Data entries

^^^^^^^^^^^^^^^^

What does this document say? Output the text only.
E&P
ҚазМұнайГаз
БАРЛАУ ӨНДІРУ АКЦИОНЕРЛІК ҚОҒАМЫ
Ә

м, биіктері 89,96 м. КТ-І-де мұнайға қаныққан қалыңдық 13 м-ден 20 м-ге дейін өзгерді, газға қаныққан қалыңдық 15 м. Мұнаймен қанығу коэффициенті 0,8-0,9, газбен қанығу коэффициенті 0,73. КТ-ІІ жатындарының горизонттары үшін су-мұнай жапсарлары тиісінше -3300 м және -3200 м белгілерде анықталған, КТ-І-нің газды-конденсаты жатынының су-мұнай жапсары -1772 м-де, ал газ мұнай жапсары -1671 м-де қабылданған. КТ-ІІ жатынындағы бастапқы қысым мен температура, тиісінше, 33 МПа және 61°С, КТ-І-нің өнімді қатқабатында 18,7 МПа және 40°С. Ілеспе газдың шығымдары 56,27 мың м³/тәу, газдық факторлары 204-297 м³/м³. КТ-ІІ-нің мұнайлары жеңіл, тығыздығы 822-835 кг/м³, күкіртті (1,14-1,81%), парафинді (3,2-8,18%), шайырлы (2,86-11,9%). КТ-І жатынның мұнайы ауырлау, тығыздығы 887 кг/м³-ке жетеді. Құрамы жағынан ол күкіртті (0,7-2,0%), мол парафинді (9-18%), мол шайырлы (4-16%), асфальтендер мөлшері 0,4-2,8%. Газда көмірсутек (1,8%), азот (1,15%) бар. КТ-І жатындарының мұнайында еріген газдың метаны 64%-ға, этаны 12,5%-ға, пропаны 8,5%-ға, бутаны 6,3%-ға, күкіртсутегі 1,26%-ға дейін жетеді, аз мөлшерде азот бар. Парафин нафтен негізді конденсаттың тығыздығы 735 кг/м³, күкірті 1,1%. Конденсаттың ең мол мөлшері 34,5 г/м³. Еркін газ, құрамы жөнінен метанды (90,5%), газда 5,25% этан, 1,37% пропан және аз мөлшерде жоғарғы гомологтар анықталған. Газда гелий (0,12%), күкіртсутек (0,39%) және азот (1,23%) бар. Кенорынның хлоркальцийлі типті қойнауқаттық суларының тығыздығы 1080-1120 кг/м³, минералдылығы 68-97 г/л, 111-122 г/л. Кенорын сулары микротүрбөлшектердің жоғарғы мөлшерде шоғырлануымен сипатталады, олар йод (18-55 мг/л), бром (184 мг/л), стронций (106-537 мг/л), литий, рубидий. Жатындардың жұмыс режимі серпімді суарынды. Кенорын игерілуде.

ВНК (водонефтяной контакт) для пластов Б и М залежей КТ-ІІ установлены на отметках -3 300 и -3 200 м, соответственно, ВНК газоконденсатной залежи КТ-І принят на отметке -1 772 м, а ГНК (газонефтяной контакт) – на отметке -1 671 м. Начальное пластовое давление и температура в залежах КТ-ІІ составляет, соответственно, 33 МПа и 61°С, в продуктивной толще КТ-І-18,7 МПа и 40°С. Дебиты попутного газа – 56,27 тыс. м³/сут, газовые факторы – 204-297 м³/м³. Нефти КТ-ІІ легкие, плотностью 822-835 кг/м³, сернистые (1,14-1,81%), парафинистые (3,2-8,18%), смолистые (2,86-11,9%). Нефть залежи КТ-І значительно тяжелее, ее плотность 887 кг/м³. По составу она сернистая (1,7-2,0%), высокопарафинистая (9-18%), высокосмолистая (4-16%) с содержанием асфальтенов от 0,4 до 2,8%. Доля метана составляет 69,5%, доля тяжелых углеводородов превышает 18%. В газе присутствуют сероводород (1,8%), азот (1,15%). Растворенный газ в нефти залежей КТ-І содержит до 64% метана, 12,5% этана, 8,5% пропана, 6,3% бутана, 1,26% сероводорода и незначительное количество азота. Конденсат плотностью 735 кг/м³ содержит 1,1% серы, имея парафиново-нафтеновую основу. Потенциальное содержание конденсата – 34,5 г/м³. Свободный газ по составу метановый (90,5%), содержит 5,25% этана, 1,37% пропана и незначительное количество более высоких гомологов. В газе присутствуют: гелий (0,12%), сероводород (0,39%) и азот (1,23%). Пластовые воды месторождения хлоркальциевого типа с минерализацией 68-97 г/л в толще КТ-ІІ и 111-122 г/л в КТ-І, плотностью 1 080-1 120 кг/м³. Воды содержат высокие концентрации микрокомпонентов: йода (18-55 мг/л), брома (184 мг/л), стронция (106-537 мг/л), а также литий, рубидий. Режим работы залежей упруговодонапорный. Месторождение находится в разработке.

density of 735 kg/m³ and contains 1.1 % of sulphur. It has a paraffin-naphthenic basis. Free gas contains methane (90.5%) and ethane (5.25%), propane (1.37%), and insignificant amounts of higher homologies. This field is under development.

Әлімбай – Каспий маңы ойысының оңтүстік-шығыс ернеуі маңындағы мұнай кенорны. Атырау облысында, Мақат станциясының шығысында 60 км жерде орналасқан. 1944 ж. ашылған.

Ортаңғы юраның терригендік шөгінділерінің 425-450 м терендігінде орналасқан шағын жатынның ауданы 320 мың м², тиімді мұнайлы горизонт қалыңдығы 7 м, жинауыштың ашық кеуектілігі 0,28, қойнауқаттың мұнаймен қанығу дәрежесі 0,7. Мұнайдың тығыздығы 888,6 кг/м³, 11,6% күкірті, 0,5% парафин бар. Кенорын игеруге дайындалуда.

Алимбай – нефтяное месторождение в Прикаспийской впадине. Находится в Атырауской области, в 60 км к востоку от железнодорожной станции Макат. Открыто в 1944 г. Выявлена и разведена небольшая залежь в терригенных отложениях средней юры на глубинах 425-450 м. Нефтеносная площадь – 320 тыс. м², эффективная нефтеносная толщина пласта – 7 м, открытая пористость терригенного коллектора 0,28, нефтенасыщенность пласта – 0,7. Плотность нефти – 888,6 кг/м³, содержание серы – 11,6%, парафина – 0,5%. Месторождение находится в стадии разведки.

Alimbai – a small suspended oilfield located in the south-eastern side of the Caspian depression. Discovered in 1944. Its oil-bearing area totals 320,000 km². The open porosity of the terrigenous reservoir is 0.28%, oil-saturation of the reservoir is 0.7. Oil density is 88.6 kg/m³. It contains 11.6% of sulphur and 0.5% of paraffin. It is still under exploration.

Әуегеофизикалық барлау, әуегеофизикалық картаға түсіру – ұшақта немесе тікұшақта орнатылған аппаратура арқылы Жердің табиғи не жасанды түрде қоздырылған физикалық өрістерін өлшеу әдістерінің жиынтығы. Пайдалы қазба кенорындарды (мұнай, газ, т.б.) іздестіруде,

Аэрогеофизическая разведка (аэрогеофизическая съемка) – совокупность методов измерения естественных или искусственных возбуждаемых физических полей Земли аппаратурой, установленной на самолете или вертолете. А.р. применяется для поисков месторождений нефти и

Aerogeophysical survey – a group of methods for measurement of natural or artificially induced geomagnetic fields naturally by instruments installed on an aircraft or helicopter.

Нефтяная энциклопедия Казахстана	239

^^^^^^^^^^^^^^^^

Objective: Repeat the whole listing exactly, keeping every line intact.

Exercise response:
What does this document say? Output the text only.
E&P
ҚазМұнайГаз
БАРЛАУ ӨНДІРУ АКЦИОНЕРЛІК ҚОҒАМЫ
Ә

м, биіктері 89,96 м. КТ-І-де мұнайға қаныққан қалыңдық 13 м-ден 20 м-ге дейін өзгерді, газға қаныққан қалыңдық 15 м. Мұнаймен қанығу коэффициенті 0,8-0,9, газбен қанығу коэффициенті 0,73. КТ-ІІ жатындарының горизонттары үшін су-мұнай жапсарлары тиісінше -3300 м және -3200 м белгілерде анықталған, КТ-І-нің газды-конденсаты жатынының су-мұнай жапсары -1772 м-де, ал газ мұнай жапсары -1671 м-де қабылданған. КТ-ІІ жатынындағы бастапқы қысым мен температура, тиісінше, 33 МПа және 61°С, КТ-І-нің өнімді қатқабатында 18,7 МПа және 40°С. Ілеспе газдың шығымдары 56,27 мың м³/тәу, газдық факторлары 204-297 м³/м³. КТ-ІІ-нің мұнайлары жеңіл, тығыздығы 822-835 кг/м³, күкіртті (1,14-1,81%), парафинді (3,2-8,18%), шайырлы (2,86-11,9%). КТ-І жатынның мұнайы ауырлау, тығыздығы 887 кг/м³-ке жетеді. Құрамы жағынан ол күкіртті (0,7-2,0%), мол парафинді (9-18%), мол шайырлы (4-16%), асфальтендер мөлшері 0,4-2,8%. Газда көмірсутек (1,8%), азот (1,15%) бар. КТ-І жатындарының мұнайында еріген газдың метаны 64%-ға, этаны 12,5%-ға, пропаны 8,5%-ға, бутаны 6,3%-ға, күкіртсутегі 1,26%-ға дейін жетеді, аз мөлшерде азот бар. Парафин нафтен негізді конденсаттың тығыздығы 735 кг/м³, күкірті 1,1%. Конденсаттың ең мол мөлшері 34,5 г/м³. Еркін газ, құрамы жөнінен метанды (90,5%), газда 5,25% этан, 1,37% пропан және аз мөлшерде жоғарғы гомологтар анықталған. Газда гелий (0,12%), күкіртсутек (0,39%) және азот (1,23%) бар. Кенорынның хлоркальцийлі типті қойнауқаттық суларының тығыздығы 1080-1120 кг/м³, минералдылығы 68-97 г/л, 111-122 г/л. Кенорын сулары микротүрбөлшектердің жоғарғы мөлшерде шоғырлануымен сипатталады, олар йод (18-55 мг/л), бром (184 мг/л), стронций (106-537 мг/л), литий, рубидий. Жатындардың жұмыс режимі серпімді суарынды. Кенорын игерілуде.

ВНК (водонефтяной контакт) для пластов Б и М залежей КТ-ІІ установлены на отметках -3 300 и -3 200 м, соответственно, ВНК газоконденсатной залежи КТ-І принят на отметке -1 772 м, а ГНК (газонефтяной контакт) – на отметке -1 671 м. Начальное пластовое давление и температура в залежах КТ-ІІ составляет, соответственно, 33 МПа и 61°С, в продуктивной толще КТ-І-18,7 МПа и 40°С. Дебиты попутного газа – 56,27 тыс. м³/сут, газовые факторы – 204-297 м³/м³. Нефти КТ-ІІ легкие, плотностью 822-835 кг/м³, сернистые (1,14-1,81%), парафинистые (3,2-8,18%), смолистые (2,86-11,9%). Нефть залежи КТ-І значительно тяжелее, ее плотность 887 кг/м³. По составу она сернистая (1,7-2,0%), высокопарафинистая (9-18%), высокосмолистая (4-16%) с содержанием асфальтенов от 0,4 до 2,8%. Доля метана составляет 69,5%, доля тяжелых углеводородов превышает 18%. В газе присутствуют сероводород (1,8%), азот (1,15%). Растворенный газ в нефти залежей КТ-І содержит до 64% метана, 12,5% этана, 8,5% пропана, 6,3% бутана, 1,26% сероводорода и незначительное количество азота. Конденсат плотностью 735 кг/м³ содержит 1,1% серы, имея парафиново-нафтеновую основу. Потенциальное содержание конденсата – 34,5 г/м³. Свободный газ по составу метановый (90,5%), содержит 5,25% этана, 1,37% пропана и незначительное количество более высоких гомологов. В газе присутствуют: гелий (0,12%), сероводород (0,39%) и азот (1,23%). Пластовые воды месторождения хлоркальциевого типа с минерализацией 68-97 г/л в толще КТ-ІІ и 111-122 г/л в КТ-І, плотностью 1 080-1 120 кг/м³. Воды содержат высокие концентрации микрокомпонентов: йода (18-55 мг/л), брома (184 мг/л), стронция (106-537 мг/л), а также литий, рубидий. Режим работы залежей упруговодонапорный. Месторождение находится в разработке.

density of 735 kg/m³ and contains 1.1 % of sulphur. It has a paraffin-naphthenic basis. Free gas contains methane (90.5%) and ethane (5.25%), propane (1.37%), and insignificant amounts of higher homologies. This field is under development.

Әлімбай – Каспий маңы ойысының оңтүстік-шығыс ернеуі маңындағы мұнай кенорны. Атырау облысында, Мақат станциясының шығысында 60 км жерде орналасқан. 1944 ж. ашылған.

Ортаңғы юраның терригендік шөгінділерінің 425-450 м терендігінде орналасқан шағын жатынның ауданы 320 мың м², тиімді мұнайлы горизонт қалыңдығы 7 м, жинауыштың ашық кеуектілігі 0,28, қойнауқаттың мұнаймен қанығу дәрежесі 0,7. Мұнайдың тығыздығы 888,6 кг/м³, 11,6% күкірті, 0,5% парафин бар. Кенорын игеруге дайындалуда.

Алимбай – нефтяное месторождение в Прикаспийской впадине. Находится в Атырауской области, в 60 км к востоку от железнодорожной станции Макат. Открыто в 1944 г. Выявлена и разведена небольшая залежь в терригенных отложениях средней юры на глубинах 425-450 м. Нефтеносная площадь – 320 тыс. м², эффективная нефтеносная толщина пласта – 7 м, открытая пористость терригенного коллектора 0,28, нефтенасыщенность пласта – 0,7. Плотность нефти – 888,6 кг/м³, содержание серы – 11,6%, парафина – 0,5%. Месторождение находится в стадии разведки.

Alimbai – a small suspended oilfield located in the south-eastern side of the Caspian depression. Discovered in 1944. Its oil-bearing area totals 320,000 km². The open porosity of the terrigenous reservoir is 0.28%, oil-saturation of the reservoir is 0.7. Oil density is 88.6 kg/m³. It contains 11.6% of sulphur and 0.5% of paraffin. It is still under exploration.

Әуегеофизикалық барлау, әуегеофизикалық картаға түсіру – ұшақта немесе тікұшақта орнатылған аппаратура арқылы Жердің табиғи не жасанды түрде қоздырылған физикалық өрістерін өлшеу әдістерінің жиынтығы. Пайдалы қазба кенорындарды (мұнай, газ, т.б.) іздестіруде,

Аэрогеофизическая разведка (аэрогеофизическая съемка) – совокупность методов измерения естественных или искусственных возбуждаемых физических полей Земли аппаратурой, установленной на самолете или вертолете. А.р. применяется для поисков месторождений нефти и

Aerogeophysical survey – a group of methods for measurement of natural or artificially induced geomagnetic fields naturally by instruments installed on an aircraft or helicopter.

Нефтяная энциклопедия Казахстана	239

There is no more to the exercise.